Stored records
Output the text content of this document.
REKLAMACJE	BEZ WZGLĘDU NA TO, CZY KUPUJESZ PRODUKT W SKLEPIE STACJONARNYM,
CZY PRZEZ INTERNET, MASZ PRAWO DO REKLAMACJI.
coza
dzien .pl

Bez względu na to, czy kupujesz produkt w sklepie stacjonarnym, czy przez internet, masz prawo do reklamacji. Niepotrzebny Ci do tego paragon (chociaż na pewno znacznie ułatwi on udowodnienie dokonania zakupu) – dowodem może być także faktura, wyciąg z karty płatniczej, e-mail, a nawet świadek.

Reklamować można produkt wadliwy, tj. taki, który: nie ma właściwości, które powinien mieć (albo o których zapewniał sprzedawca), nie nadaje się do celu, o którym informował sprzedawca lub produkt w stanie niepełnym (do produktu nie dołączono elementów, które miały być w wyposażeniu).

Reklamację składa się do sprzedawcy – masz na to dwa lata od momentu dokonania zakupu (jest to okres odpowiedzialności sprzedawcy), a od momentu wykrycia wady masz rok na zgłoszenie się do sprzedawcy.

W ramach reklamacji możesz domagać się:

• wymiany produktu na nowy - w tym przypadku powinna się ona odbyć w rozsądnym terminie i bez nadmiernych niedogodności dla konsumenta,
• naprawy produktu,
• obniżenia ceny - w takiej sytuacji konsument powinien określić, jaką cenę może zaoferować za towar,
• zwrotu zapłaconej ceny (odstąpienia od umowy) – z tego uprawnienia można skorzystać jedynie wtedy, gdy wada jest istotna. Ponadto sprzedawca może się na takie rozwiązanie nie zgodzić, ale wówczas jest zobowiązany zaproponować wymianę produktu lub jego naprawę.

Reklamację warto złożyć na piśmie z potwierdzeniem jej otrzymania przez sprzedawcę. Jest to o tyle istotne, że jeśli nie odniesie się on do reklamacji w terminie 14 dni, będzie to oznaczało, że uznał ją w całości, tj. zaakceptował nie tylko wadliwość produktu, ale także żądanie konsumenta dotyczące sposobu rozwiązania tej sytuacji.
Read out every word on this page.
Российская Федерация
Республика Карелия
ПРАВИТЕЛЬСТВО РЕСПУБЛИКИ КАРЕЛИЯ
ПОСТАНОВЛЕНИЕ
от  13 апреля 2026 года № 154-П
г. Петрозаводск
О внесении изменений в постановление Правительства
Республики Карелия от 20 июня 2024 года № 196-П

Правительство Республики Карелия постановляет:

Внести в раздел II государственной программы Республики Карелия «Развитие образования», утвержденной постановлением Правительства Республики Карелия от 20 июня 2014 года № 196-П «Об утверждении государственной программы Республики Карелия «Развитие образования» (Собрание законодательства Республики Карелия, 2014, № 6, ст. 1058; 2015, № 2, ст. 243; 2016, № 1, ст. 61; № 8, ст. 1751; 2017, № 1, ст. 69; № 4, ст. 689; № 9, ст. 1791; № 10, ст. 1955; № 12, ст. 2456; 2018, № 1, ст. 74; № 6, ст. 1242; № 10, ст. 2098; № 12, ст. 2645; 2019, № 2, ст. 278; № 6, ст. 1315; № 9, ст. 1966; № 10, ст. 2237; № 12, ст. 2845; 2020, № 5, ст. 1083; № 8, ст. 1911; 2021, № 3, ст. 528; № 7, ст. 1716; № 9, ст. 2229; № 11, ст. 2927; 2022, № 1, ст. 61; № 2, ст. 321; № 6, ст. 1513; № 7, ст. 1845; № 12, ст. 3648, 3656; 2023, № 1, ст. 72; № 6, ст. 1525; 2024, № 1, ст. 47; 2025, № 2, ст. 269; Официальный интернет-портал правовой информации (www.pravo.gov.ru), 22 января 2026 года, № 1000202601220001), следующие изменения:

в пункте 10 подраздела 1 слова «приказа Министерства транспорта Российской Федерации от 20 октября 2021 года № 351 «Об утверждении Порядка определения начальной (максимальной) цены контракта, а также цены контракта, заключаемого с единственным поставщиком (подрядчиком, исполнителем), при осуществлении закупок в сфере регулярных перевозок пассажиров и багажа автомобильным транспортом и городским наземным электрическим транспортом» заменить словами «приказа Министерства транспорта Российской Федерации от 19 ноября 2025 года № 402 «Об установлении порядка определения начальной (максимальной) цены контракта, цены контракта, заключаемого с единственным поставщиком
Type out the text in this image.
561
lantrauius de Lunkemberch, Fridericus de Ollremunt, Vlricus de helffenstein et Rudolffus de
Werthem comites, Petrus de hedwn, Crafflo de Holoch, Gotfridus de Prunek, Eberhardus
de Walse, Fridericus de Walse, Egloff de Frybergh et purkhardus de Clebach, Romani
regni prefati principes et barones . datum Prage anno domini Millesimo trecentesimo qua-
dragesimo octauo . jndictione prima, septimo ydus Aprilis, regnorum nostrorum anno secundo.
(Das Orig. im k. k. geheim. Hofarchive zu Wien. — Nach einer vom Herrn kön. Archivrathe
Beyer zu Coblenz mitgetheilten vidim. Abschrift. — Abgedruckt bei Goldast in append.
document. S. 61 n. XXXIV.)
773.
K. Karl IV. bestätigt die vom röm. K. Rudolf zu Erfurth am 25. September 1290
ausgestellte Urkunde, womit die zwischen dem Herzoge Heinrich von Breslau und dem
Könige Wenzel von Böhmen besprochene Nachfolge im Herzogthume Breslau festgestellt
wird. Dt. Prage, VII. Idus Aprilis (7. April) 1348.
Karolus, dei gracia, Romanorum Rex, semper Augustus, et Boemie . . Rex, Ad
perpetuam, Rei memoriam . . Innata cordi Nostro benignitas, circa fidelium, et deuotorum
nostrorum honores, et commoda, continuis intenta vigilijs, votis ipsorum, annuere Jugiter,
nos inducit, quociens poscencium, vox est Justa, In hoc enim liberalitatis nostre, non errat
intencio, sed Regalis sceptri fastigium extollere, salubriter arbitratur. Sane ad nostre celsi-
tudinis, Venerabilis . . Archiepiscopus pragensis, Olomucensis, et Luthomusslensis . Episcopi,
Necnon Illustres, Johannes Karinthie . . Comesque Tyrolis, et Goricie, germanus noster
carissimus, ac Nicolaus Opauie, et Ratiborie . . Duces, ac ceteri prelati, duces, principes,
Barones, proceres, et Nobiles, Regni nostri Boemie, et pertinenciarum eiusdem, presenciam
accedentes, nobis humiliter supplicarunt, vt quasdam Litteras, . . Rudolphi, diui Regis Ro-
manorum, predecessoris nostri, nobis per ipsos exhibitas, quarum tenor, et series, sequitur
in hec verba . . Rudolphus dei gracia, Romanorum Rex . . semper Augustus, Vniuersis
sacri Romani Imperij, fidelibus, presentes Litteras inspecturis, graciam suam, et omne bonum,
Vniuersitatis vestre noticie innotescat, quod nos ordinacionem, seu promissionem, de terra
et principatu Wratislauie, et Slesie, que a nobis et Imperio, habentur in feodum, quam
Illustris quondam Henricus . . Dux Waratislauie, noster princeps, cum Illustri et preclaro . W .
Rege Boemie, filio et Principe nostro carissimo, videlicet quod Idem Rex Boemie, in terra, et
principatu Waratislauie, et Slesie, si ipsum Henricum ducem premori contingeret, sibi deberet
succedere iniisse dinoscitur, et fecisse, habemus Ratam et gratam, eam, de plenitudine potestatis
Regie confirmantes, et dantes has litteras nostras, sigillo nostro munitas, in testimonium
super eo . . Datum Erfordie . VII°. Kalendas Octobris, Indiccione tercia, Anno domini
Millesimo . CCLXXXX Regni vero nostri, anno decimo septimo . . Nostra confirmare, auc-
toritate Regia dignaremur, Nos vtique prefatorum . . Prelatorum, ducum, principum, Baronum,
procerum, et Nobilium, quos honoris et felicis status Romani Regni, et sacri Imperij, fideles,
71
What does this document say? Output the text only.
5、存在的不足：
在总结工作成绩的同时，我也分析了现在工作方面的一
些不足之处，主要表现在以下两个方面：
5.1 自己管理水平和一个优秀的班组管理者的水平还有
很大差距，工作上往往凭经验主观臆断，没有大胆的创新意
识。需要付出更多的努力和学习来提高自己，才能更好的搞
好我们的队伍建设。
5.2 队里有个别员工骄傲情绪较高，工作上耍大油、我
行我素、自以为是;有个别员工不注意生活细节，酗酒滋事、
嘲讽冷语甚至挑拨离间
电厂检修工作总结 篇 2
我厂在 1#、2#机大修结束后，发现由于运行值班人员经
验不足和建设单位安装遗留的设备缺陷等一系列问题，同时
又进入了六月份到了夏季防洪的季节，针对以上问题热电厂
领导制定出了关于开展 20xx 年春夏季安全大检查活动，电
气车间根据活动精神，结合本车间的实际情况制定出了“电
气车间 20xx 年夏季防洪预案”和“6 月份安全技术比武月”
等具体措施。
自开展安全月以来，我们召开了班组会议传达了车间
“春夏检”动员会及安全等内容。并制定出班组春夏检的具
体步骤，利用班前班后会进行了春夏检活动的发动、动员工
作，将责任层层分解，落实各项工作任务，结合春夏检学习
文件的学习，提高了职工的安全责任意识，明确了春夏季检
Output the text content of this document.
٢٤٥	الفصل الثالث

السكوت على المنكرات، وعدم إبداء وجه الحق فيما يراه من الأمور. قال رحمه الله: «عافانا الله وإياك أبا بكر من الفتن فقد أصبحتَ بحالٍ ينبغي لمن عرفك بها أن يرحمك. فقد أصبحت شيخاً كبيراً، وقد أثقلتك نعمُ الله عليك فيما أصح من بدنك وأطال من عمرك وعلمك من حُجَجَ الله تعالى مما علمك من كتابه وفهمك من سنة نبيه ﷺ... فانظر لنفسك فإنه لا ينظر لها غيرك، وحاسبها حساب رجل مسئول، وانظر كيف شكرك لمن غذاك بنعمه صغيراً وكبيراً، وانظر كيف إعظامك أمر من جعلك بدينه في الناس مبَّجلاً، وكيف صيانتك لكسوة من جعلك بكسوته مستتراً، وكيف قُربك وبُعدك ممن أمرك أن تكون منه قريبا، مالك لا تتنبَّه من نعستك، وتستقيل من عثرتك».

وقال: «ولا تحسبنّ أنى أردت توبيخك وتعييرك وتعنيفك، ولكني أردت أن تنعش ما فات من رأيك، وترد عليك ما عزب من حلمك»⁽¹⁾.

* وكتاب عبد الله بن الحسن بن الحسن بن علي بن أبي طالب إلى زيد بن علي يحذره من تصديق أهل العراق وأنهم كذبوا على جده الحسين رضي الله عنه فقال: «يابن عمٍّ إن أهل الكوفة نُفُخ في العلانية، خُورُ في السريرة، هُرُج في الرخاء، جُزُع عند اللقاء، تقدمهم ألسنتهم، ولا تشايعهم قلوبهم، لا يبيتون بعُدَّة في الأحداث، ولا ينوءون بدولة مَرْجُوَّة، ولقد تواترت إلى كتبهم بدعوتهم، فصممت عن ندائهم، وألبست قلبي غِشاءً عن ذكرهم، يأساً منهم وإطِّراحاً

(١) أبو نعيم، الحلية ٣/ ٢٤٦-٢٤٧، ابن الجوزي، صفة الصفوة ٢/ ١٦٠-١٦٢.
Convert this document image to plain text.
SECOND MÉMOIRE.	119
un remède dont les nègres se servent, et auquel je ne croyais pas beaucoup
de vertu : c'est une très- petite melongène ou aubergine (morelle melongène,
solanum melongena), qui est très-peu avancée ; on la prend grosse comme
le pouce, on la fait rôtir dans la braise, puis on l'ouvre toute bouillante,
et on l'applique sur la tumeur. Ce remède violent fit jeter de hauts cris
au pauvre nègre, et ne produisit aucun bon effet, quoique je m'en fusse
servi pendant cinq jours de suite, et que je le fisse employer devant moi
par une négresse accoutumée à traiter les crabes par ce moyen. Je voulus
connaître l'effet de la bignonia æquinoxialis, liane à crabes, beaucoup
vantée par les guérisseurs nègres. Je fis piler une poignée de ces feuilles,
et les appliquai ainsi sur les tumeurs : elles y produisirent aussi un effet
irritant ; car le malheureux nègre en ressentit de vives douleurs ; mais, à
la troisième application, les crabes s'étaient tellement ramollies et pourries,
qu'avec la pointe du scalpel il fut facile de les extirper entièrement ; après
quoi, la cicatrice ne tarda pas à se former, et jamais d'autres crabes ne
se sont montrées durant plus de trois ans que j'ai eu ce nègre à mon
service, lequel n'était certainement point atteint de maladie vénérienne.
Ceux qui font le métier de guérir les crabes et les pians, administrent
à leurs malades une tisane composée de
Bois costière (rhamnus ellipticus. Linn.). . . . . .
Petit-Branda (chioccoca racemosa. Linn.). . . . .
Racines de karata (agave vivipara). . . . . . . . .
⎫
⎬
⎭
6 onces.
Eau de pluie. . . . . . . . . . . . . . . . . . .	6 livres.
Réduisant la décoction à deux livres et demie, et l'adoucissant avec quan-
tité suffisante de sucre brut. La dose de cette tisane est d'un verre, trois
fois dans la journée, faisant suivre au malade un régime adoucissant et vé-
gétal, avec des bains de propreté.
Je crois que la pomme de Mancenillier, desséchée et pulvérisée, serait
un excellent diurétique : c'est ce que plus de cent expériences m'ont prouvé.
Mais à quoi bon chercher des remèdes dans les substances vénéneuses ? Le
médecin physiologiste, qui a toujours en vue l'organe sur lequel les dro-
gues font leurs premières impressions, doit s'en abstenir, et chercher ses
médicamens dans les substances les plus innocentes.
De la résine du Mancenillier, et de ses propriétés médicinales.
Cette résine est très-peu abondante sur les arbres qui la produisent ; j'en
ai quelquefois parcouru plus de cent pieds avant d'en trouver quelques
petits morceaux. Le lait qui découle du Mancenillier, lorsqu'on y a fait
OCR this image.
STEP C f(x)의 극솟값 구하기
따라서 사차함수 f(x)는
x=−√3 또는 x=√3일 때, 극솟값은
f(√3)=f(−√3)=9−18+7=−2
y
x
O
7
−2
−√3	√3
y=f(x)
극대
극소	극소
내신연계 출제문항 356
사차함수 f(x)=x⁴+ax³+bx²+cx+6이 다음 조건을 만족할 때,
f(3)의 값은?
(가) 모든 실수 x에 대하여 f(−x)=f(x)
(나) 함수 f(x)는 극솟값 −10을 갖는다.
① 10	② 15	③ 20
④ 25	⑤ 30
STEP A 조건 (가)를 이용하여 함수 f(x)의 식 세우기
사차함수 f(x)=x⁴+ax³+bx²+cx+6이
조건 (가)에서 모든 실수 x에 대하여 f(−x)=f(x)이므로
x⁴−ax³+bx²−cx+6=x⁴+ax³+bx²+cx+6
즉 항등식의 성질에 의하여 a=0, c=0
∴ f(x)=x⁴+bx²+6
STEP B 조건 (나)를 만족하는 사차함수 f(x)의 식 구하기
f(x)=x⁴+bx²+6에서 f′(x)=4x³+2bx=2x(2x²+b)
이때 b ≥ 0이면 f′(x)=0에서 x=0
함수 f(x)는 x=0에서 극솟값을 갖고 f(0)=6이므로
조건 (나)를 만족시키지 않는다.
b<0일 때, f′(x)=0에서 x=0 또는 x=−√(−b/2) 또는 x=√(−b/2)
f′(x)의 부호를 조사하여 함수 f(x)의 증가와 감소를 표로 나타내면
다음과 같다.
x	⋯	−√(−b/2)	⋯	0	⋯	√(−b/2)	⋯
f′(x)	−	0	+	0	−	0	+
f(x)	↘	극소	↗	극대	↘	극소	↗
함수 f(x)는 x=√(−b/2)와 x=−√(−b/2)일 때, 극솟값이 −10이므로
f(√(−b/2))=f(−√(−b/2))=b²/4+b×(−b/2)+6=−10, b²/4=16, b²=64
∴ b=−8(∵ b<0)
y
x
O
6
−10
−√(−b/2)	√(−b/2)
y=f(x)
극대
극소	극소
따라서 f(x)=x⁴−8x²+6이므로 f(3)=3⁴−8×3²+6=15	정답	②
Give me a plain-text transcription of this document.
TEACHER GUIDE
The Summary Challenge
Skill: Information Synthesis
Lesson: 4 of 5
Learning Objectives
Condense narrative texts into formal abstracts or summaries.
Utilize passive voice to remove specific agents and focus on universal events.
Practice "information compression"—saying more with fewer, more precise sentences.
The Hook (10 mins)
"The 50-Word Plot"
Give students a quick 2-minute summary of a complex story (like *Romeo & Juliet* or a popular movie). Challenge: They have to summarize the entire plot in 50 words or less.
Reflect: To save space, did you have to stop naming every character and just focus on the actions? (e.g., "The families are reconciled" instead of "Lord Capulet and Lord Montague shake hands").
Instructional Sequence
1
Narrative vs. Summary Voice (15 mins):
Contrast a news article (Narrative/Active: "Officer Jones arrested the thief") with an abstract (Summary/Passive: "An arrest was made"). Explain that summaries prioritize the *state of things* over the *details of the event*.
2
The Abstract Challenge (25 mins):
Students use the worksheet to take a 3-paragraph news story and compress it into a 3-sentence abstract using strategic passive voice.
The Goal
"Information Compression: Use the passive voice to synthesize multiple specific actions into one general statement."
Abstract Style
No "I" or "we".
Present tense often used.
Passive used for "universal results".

The problem: Check the data for the word "specific" and pull out the lines that have it.

Problem solution:
Utilize passive voice to remove specific agents and focus on universal events.
"Information Compression: Use the passive voice to synthesize multiple specific actions into one general statement."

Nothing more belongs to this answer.